**EXTRAIT**.
**********
Le seul procédé visuel notable est l’utilisation d’un « léger » grand-angle pour les gros plans de Charles Laughton, dans les moments les plus noirs. Son visage est juste assez déformé pour accentuer sa laideur, mais pas suffisamment pour rompre le parti-pris de réalisme. Cette subtile distorsion apparaît de plus en plus fréquemment jusqu’à ce que le récit du flash-back se soit connecté à l’introduction et que le spectateur ait assimilé la nature à la fois supérieure et infâme du « méchant ». Les acteurs servent tous bien leur rôle, mais Laughton et Lanchester sont spécialement remarquables. Laughton adopte une élocution rapide et régulière qui force le parallèle entre Janoth et la gigantesque horloge symbolisant sa puissance financière. Le titre se réfère d’ailleurs à cette immense horloge, placée dans le hall du bâtiment ; elle synchronise et règle l’heure dans l’empire Janoth. Au moment où George se réfugie dans la grande horloge il arrête un tant ce symbole de l’égocentrisme maniaque de Janoth, laissant présager sa victoire finale sur le puissant magnat.

Elsa Lanchester campe de manière convaincante une artiste talentueuse mais totalement idiote. Sa maison est pleine des babioles appartenant à ses quatre ou cinq enfants, dont chacun, annonce-t-elle fièrement, a un père différent ; Louise se lance alors dans le récit de sa carrière conjugale mouvementée. Son excentricité plutôt sympathique représente la face claire d’une folie beaucoup plus dangereuse habitant Laughton. Dans un film authentiquement noir, ce serait George lui-même qui provoquerait ses malheurs par ses entêtements, erreurs de jugement, ou par sa cupidité, mais dans la mesure ou sa seule folie est de traîner dans un bar avec une femme mal choisie, et que la seule menace sérieuse pesant sur son existence vient de la folie de Janoth, on peut considérer The Big clock comme un film d’un noir peu appuyé. [Encyclopédie du film Noir – Alain Silver et Elizabeth Ward – Ed Rivages (1979)]



John Farrow naquit en Australie en 1904, il fut militaire de carrière dans la marine, puis se mit à l’écriture de dictionnaires, de romans et de livres historiques. Il arriva en Californie, à Hollywood, comme conseiller technique puis devenu très vite réalisateur en 1937. Farrow réalisa pour la Paramount le premier film de guerre au moment de l’entrée des Etats Unis dans le conflit.  Les choses se passent plutôt bien pour Farrow au sein du studio et il pourra imposer ses collaborateurs, en particulier Jonathan Latimer, un scénariste bien connu en France des amateurs de série noire. Ils travaillèrent ensemble sur une dizaine de films. Le plus réussi et le plus imaginatif, est The Big clock, Farrow passera, avec ce film, à un genre qui lui convient plutôt bien : le film noir, il réalisera ensuite Night Has a Thousand Eyes (Les Yeux de la nuit, 1948), Alias Nick Beal (Un pacte avec le diable, 1949). Pour l’anecdote, John Farrow, participa en 1935 à l’écriture du scénario de Tarzan escapes (Tarzan s’évade). A cette occasion, il succomba au charme de la belle Jane, interprétée par Maureen O’Sullivan, ils se marièrent et eurent beaucoup d’enfants, sept, dont Mia Farrow qui eut une belle carrière.
**********
**CONSIGNE**. Dans l'extrait sur le film The Big Clock, à quoi le titre fait-il référence ?

**DONNÉES FOURNIES**.
**********
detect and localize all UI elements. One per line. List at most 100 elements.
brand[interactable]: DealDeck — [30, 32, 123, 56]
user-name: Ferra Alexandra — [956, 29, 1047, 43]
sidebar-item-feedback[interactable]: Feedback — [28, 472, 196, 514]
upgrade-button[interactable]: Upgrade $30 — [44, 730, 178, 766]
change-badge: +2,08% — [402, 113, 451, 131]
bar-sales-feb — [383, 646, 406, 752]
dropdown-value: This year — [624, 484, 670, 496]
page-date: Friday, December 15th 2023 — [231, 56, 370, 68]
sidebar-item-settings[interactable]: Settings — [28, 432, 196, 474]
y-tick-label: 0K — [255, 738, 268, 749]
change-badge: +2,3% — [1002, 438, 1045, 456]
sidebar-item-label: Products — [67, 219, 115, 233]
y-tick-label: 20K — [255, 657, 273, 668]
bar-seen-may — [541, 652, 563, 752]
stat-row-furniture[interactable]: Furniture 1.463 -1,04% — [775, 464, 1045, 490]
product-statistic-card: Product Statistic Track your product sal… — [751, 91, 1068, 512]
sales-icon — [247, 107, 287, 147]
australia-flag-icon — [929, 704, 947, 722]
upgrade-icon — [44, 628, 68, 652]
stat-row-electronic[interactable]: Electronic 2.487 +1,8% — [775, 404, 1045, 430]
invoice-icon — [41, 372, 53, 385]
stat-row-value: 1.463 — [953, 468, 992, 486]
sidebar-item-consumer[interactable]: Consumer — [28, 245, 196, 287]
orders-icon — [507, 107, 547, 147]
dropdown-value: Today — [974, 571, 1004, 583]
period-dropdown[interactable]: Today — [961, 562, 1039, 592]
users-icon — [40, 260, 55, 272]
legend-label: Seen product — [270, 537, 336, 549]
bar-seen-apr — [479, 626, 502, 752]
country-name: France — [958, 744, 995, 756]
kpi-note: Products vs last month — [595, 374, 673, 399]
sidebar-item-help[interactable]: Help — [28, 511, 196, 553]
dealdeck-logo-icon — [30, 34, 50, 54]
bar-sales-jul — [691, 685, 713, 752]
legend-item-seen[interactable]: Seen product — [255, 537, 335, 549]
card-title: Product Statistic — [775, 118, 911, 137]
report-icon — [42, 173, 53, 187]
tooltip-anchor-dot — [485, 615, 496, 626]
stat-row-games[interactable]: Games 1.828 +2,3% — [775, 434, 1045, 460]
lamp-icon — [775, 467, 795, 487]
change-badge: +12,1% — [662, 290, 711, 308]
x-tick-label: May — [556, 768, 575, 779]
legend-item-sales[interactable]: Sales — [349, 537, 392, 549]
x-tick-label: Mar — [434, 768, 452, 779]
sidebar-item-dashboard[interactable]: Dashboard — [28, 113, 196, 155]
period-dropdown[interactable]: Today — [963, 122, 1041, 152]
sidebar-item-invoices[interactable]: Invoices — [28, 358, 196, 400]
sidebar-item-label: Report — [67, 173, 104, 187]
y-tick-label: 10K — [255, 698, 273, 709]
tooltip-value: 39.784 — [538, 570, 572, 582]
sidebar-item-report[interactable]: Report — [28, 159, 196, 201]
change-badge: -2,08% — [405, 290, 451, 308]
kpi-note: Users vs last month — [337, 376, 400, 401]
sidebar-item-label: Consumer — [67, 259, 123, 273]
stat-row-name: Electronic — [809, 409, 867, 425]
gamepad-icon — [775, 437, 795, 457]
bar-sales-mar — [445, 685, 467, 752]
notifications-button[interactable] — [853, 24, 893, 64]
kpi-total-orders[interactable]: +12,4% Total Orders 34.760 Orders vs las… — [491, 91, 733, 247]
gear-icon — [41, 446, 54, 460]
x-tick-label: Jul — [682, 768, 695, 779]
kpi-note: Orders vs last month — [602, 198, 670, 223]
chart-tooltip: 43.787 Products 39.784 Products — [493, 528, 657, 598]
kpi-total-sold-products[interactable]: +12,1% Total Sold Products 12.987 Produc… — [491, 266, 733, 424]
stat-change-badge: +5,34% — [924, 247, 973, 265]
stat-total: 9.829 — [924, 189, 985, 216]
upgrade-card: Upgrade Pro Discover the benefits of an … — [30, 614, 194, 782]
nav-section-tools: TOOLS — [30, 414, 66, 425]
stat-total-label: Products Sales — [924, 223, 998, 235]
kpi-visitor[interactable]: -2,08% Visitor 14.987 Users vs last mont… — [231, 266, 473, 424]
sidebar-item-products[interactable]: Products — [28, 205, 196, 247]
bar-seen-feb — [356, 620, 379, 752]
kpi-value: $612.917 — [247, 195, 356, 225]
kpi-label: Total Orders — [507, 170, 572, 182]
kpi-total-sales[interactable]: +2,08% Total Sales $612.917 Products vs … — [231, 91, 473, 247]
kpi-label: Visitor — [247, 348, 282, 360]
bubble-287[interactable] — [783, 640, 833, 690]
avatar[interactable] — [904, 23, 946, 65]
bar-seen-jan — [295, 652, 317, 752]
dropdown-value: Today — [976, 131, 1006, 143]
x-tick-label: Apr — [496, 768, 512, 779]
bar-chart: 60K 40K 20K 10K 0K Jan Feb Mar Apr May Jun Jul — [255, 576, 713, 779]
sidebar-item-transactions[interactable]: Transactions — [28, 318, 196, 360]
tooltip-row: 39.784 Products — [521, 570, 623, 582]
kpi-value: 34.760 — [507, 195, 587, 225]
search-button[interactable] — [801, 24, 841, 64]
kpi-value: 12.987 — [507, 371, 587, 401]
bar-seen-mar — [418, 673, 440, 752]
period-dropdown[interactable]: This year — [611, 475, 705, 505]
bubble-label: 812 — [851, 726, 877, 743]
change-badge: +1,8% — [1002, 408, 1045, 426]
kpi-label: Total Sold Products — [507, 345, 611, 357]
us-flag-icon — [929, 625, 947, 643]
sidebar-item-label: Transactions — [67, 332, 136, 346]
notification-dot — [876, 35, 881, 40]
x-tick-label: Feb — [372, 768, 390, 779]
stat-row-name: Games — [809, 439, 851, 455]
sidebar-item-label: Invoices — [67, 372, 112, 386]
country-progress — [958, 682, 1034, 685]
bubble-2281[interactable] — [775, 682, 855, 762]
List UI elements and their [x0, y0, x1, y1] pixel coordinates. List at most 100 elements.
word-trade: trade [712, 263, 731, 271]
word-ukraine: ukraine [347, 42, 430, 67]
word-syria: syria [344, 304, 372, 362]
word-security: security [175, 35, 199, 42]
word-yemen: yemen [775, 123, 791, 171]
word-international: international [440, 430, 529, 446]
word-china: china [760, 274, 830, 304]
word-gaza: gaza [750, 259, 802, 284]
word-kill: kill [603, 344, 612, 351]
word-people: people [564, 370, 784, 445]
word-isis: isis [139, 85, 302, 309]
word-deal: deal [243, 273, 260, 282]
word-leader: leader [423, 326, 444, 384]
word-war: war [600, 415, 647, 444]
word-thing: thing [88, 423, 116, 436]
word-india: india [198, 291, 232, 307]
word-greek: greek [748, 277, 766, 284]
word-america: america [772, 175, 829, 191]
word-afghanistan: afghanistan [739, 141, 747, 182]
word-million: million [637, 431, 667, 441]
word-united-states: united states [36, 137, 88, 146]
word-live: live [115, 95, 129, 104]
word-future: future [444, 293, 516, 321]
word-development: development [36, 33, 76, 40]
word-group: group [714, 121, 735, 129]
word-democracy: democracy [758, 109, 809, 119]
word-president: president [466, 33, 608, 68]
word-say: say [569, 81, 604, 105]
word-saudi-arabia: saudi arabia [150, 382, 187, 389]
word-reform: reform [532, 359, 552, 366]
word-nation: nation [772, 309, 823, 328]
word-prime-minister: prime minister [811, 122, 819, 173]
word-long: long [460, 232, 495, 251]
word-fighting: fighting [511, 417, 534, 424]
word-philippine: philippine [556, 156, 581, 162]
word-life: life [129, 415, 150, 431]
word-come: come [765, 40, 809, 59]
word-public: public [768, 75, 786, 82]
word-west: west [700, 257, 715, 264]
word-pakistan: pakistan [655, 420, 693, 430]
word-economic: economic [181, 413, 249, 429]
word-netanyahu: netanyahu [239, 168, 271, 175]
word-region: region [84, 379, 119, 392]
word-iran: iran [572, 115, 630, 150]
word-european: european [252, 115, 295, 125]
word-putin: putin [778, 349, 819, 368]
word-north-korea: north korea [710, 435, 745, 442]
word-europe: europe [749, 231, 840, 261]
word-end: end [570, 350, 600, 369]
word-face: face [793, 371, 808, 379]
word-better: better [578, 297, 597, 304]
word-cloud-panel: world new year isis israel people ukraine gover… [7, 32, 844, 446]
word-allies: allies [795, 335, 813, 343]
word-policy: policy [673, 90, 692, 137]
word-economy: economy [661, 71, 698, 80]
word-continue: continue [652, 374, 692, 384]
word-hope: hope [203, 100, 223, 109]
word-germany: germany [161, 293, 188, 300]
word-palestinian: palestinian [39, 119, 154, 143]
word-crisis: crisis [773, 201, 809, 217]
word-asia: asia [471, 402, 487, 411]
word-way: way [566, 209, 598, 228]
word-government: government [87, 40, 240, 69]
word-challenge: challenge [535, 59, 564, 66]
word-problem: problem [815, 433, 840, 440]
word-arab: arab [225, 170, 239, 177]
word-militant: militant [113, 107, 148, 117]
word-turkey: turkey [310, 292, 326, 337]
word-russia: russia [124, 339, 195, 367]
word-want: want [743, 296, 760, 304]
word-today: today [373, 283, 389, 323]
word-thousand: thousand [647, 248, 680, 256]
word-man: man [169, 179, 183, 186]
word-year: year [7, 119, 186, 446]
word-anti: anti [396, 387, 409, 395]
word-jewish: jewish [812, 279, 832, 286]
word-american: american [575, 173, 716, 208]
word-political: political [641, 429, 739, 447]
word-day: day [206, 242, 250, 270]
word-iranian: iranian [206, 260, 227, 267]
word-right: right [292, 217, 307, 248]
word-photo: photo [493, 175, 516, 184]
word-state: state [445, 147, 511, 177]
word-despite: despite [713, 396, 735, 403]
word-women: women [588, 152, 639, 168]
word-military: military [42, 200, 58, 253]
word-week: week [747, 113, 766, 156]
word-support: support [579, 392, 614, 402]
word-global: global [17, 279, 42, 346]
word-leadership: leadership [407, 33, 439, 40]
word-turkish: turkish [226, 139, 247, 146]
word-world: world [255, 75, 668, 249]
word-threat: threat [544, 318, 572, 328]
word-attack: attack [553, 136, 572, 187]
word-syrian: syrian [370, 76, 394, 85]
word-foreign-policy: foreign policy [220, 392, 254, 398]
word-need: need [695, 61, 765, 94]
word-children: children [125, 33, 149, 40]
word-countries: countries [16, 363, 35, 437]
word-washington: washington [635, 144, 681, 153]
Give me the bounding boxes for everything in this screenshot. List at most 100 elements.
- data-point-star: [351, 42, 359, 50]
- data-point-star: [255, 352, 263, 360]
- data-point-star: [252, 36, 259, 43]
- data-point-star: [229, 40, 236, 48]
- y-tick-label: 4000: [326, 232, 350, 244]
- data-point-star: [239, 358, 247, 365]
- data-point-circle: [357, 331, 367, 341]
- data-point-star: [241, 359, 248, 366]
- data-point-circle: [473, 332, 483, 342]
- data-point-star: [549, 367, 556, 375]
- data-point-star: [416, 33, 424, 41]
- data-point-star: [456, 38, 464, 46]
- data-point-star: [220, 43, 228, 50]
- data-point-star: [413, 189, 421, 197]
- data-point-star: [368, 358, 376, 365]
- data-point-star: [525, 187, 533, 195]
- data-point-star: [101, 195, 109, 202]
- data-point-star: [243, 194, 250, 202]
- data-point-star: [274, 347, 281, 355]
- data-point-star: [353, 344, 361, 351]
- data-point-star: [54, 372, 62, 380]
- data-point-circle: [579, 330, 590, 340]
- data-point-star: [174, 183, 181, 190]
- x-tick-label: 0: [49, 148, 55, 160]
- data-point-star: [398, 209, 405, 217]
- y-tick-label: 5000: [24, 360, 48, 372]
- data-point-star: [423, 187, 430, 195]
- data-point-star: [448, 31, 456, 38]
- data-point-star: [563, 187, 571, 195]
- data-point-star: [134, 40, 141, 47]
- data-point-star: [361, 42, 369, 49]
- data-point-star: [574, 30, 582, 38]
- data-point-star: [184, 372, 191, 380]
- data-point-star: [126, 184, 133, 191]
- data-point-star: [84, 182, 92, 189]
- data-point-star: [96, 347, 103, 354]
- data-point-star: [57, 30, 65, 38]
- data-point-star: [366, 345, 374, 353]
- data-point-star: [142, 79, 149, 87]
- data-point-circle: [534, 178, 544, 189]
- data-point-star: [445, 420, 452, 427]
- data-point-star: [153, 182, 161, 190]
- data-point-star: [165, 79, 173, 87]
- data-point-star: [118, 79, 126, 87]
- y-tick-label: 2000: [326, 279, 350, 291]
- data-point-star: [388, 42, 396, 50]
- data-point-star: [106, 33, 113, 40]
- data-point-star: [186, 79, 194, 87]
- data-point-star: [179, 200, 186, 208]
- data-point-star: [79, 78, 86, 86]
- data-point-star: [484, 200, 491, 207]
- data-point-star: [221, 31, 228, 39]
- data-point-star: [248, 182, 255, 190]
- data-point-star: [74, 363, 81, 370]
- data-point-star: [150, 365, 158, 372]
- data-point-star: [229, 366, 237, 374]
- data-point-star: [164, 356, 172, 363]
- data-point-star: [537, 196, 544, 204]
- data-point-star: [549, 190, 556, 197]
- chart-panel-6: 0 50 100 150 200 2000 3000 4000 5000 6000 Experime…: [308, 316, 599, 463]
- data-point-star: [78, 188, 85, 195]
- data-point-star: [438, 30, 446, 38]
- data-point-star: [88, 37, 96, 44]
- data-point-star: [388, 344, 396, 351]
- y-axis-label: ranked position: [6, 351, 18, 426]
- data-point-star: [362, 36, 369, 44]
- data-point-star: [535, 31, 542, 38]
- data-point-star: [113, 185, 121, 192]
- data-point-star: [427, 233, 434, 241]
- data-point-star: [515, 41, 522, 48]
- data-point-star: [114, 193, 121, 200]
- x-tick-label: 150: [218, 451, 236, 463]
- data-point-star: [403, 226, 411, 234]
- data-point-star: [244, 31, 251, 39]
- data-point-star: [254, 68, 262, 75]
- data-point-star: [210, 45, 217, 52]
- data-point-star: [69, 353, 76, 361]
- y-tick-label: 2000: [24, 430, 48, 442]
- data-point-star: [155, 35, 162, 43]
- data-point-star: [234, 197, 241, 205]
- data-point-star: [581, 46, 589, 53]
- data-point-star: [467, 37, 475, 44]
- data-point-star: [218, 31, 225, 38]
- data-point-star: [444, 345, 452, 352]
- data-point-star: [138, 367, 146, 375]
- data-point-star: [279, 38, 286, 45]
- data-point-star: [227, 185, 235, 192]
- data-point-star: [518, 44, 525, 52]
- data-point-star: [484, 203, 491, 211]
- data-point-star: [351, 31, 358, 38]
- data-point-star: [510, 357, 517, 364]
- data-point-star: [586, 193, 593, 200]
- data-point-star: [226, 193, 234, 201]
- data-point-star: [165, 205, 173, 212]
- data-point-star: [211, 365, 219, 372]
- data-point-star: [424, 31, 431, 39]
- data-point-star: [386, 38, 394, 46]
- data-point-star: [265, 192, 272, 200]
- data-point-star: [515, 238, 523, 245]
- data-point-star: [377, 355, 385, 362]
**********
**RÉPONSE**. À l'immense horloge placée dans le hall du bâtiment, qui synchronise et règle l'heure dans l'empire Janoth.